------ Record set ------
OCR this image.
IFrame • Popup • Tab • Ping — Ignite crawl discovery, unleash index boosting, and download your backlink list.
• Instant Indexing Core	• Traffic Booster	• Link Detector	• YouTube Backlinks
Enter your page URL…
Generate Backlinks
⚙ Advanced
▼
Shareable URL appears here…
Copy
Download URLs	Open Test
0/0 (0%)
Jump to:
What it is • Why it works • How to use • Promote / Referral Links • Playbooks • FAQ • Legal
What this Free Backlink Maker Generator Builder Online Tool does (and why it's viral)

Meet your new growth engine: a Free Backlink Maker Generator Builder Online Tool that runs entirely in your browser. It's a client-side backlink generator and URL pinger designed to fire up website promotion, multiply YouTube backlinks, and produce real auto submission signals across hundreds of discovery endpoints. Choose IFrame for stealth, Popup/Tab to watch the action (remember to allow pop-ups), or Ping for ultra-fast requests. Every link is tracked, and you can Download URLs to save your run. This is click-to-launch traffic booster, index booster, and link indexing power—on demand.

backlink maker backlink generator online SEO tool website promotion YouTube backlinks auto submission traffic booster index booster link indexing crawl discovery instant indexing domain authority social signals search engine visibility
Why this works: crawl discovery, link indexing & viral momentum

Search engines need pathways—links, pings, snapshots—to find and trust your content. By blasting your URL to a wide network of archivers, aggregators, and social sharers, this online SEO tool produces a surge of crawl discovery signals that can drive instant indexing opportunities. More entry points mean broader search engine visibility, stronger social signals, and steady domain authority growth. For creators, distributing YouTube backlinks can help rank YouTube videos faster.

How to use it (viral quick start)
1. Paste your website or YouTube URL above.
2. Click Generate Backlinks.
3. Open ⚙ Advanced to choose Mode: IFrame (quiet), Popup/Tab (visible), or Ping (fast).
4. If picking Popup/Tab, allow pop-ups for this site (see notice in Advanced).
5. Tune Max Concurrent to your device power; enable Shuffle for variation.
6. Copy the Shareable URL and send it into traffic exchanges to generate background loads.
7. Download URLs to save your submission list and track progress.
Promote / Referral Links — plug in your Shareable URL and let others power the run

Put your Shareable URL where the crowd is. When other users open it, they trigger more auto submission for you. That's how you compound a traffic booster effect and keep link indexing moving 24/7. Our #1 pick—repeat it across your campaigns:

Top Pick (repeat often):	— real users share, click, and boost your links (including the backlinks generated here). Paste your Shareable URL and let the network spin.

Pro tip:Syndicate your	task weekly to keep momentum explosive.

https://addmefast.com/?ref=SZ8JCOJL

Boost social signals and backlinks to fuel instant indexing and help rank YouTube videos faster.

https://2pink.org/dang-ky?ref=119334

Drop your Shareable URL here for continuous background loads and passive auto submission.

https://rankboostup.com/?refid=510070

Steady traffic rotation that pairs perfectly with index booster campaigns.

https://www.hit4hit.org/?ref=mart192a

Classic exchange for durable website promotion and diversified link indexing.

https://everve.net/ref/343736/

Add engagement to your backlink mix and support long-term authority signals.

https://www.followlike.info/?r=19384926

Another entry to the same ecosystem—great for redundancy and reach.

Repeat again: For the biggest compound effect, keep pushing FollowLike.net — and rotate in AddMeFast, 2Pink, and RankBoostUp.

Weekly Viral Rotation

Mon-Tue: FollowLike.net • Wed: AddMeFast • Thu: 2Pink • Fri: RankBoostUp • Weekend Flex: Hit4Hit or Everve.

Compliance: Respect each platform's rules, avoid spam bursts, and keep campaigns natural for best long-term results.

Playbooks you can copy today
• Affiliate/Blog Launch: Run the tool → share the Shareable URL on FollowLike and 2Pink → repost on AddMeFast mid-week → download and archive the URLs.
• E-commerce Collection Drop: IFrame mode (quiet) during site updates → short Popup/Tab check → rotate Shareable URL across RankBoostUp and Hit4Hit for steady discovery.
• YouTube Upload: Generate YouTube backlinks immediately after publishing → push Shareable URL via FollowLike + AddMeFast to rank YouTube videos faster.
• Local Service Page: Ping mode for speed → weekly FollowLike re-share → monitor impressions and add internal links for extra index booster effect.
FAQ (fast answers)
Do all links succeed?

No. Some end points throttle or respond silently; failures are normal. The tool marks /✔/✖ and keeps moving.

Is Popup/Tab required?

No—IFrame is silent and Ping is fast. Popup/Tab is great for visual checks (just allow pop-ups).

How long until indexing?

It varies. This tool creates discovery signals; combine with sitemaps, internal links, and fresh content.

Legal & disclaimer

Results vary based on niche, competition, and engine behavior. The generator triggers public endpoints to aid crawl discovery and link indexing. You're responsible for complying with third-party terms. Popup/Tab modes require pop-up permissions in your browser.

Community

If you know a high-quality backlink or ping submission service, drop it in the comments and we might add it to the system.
------
▸ **What the task requires**
Only lines with the word "Advanced" go in the answer. Take them all from the entries above.

▸ **Exercise response**
⚙ Advanced
3. Open ⚙ Advanced to choose Mode: IFrame (quiet), Popup/Tab (visible), or Ping (fast).
4. If picking Popup/Tab, allow pop-ups for this site (see notice in Advanced).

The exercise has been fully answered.